### [Text provided]
- - - - -
The most commonly used yardstick of wages - the Bureau of Labor
Statistics' measure of nonsupervisory private-sector workers, covering
80 percent of the labor force - fell 0.5 percent last year, after
inflation. Real wages for these workers are now lower, on average,
than two years ago. A broader measure, the employment cost index,
which includes supervisors, managers and most government workers,
dropped 0.9 percent.
At a Sprint call center in North Carolina, 180 customer service
representatives are well aware of how such forces are squeezing them.
Their jobs have not migrated overseas, but the employees just
concluded their most bruising battle ever over wages.
The Sprint workers in Fayetteville emerged from negotiations that
lasted months with a contract that left them with a pay freeze for
last year and no definite increase for 2005. While the best performers
are promised 2 percent merit raises, even those are likely to lag
inflation.
"It's like their wages are in a severe coma," said Rocky Barnes,
president of the union local. "Sprint said they had to restrain wages
because the company's performance wasn't so good, but we think a lot
of it has to do with offshoring."
Sandra J. Price, a Sprint vice president, took issue with union
leaders. She said Sprint sought the freeze not because of low-wage
competition overseas, but because benefit costs were soaring and the
company felt the call center's compensation was generous for the area.
Whatever the explanation for Sprint's action, many economists, liberal
and conservative, are perplexed by two unusual trends. Wage growth has
trailed far behind productivity growth over the last four years, and
the share of national income going to employee compensation is low by
historic standards.
Mr. Roach of Morgan Stanley said wages were being held down by foreign
competition; corporations that are moving jobs offshore; the
uncertainty of businesses over demand; and management's ability to
substitute computers and other devices to replace workers.
"These factors aren't going to go away," he said. "The competitive
pressures for companies to hold the line on labor costs are intense,
and the alternatives they have - technological substitution and
offshoring labor - are growing."
The overall wage figures hide a split, with an elite group getting
relatively large gains. In a study of census data, the Economic Policy
Institute, a liberal research group, found that for the bottom 95
percent of workers, after-inflation wages were flat or down in 2004,
but for the top 5 percent, wages rose by an average of 1 percent, with
some gaining much more.
The upper-income group enjoyed strong pay increases largely because of
bonuses, stock options and other inducements and because of robust
demand in certain fields, like law and investment banking.
J. Bradford DeLong, an economist at the University of California,
Berkeley, said that current wage patterns, while perhaps only
temporary, did not conform to traditional economic explanations.
"You'd think that with the unemployment rate near 5 percent and
productivity growth so strong, employers would be anxious to raise
payrolls and would have plenty of headroom to raise wages," he said.
"But they're not."
Since 2001, when the recovery began, productivity growth has averaged
4.1 percent a year; overall compensation - wages and benefits - has
risen about one-third as fast, by 1.5 percent a year on average. By
contrast, over the previous seven business cycles, productivity rose
by 2.5 percent a year on average while compensation rose roughly
three-fourths as fast, by 1.8 percent a year.
"The question is not whether corporations are seeking higher profits;
the question is how come they're getting them to such a degree at the
expense of compensation," said Jared Bernstein, an economist with the
Economic Policy Institute. "I'm struck at how successful they've been
at restraining labor costs."
- - - - -
### [Problem to solve]
Extend the article on lagging wages and rising productivity past its final quote from Jared Bernstein.
- - - - -
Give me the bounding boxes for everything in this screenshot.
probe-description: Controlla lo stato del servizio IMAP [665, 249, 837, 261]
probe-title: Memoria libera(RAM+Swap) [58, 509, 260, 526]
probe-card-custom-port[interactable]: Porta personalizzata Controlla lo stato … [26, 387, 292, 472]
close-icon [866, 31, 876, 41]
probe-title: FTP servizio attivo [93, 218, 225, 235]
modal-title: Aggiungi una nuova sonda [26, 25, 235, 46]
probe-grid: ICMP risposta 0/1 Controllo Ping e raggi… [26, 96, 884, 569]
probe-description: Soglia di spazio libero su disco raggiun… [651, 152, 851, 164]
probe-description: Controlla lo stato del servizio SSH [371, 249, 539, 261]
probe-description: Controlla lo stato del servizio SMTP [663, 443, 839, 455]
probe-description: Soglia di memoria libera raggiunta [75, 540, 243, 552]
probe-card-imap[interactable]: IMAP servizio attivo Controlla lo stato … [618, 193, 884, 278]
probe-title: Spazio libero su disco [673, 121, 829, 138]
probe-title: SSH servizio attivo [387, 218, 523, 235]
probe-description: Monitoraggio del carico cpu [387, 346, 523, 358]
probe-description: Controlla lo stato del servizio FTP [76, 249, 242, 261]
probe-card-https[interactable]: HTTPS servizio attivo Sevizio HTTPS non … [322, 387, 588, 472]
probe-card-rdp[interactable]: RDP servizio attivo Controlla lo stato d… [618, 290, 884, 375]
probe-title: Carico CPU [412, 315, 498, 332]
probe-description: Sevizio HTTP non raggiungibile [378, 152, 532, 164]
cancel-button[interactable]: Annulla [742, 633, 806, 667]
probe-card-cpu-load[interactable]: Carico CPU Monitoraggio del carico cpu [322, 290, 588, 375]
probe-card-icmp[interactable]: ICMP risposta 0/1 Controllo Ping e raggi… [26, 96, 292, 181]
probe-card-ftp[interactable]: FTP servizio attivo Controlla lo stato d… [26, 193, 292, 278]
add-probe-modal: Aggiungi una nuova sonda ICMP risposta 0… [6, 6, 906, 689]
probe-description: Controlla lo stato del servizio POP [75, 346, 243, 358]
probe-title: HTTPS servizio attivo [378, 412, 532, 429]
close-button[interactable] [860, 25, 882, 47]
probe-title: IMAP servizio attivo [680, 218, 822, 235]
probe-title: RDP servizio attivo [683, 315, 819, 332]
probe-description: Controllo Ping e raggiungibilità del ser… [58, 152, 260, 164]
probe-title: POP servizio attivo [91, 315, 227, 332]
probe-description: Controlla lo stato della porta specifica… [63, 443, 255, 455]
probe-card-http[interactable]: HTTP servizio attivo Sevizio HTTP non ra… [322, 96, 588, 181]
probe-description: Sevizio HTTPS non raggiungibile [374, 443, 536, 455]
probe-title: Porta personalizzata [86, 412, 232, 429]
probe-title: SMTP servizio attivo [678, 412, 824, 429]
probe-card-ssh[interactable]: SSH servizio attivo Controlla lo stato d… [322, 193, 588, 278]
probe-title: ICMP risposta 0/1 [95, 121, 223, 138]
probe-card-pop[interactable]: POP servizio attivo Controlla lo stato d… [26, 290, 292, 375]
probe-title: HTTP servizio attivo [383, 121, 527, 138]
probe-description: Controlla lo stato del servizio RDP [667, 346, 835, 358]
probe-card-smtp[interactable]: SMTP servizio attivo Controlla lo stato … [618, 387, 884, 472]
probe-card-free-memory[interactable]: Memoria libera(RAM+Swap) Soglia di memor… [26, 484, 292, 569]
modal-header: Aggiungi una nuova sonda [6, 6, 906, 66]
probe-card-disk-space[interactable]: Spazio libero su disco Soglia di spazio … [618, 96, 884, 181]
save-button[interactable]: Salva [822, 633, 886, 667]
- - - - -
### [Response below]
Labor unions' declining bargaining power has given corporations a
stronger hand to hold down wages, he argued, but more recent trends,
including the emergence of Wal-Mart Stores as a central force in the
economy, now play crucial roles, too.
Laurie Piazza, a Safeway cashier in Santa Clara, Calif., said she
reluctantly voted to approve a pay freeze in the first two years of
her union's three-year contract because Safeway insisted that it
needed to hold down costs to compete with Wal-Mart. Her take-home pay
will fall $20 a week because the contract reduces the premium for
working on Sundays to 33 percent of regular pay, from 50 percent.
"We tried to get weekly pay increases, but the company wouldn't do
it," said Ms. Piazza, who earns $19 an hour after 18 years on the job.
"I think Wal-Mart has a lot to do with this. They're setting the
model."
With Wal-Mart moving aggressively into California with supercenters,
Safeway officials say they need to clamp down on what they consider
high labor costs to meet the challenge.
Last year's double-digit rise in health costs helped squeeze wages as
well; many companies also required employees to cover more of the
premiums out of their own pay.
"Benefit costs are rising fairly substantially, and that may explain
the tendency to hold down wages," said Sylvester J. Schieber of Watson
Wyatt, a human resources consulting firm. "If you throw an extra 10
percent into your health plan, that can suck 1 percent out of your
budget for compensation."
Many executives say they are offering raises that do not exceed
inflation. Pitney Bowes, which provides mail and document-management
systems, plans to offer merit raises averaging 3 percent this year,
about equal to the expected inflation rate, compared with recent merit
raises, also in line with inflation, averaging 2 percent to 2.5
percent.
"The past couple of years we've maintained a moderation of our wages,"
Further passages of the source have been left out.